▶ [STATED GOAL]:
In the following material, identify every line holding the string "name" and return it.

(Dataset items)
+ + + + + + +

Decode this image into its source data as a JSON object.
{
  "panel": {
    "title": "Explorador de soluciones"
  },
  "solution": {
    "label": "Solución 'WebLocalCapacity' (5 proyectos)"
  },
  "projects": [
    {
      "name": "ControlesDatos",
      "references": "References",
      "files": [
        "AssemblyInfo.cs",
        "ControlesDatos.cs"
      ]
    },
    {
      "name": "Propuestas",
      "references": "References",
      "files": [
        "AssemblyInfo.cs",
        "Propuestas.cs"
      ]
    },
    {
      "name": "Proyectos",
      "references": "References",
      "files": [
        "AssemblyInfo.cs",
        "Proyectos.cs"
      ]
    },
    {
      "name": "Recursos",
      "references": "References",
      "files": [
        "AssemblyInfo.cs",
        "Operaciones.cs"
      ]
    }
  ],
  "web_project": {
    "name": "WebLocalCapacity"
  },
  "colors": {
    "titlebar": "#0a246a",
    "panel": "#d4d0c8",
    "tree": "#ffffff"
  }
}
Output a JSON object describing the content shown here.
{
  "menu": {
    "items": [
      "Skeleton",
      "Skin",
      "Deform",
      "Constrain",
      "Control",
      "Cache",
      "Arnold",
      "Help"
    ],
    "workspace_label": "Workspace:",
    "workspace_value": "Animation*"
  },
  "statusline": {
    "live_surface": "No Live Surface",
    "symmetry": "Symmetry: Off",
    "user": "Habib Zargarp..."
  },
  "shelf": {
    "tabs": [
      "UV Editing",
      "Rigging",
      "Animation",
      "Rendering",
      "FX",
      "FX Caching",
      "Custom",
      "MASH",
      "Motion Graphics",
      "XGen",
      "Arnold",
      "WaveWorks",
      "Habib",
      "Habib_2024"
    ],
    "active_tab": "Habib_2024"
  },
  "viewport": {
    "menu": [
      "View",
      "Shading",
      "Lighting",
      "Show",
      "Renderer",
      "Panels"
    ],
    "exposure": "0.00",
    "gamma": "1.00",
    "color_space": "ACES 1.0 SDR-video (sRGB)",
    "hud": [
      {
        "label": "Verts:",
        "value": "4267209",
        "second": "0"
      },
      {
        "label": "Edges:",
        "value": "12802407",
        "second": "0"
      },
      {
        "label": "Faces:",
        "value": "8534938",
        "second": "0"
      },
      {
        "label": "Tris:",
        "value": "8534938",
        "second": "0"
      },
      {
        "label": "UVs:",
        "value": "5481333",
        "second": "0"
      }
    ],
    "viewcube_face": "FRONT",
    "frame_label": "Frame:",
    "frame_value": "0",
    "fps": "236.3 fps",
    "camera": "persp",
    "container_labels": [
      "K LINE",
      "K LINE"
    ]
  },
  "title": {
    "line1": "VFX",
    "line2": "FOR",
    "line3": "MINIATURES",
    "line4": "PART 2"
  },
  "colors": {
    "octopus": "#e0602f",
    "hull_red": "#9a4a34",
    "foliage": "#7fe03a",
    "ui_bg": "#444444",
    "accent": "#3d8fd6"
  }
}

+ + + + + + +

▶ [FINAL RESULT]:
      "name": "ControlesDatos",
      "name": "Propuestas",
      "name": "Proyectos",
      "name": "Recursos",
    "name": "WebLocalCapacity"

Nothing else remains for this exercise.